START

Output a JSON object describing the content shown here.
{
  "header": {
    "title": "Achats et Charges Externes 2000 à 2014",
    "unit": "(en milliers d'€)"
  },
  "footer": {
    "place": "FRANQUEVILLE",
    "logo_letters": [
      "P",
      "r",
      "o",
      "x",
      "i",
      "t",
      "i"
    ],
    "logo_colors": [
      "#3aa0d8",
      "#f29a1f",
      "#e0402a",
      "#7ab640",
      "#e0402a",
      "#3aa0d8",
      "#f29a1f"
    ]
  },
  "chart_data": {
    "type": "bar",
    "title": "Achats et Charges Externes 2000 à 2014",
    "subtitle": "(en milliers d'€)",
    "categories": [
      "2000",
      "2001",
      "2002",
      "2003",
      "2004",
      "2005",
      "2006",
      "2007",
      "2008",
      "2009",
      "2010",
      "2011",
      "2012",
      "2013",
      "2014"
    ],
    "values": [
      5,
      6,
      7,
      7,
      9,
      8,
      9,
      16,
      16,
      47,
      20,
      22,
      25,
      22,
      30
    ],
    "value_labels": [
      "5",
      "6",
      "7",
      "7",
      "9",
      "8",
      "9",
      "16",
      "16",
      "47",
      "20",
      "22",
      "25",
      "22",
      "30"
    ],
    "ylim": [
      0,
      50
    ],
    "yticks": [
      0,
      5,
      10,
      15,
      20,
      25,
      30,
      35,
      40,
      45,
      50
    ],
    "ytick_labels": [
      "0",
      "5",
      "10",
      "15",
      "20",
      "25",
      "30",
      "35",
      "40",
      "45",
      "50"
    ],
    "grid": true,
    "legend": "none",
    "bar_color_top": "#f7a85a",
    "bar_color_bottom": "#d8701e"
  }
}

END

_EXERCISE DIRECTIONS_
Lines in the records that hold the word "milliers" are to be counted; give only the total.

_OUTPUT_
2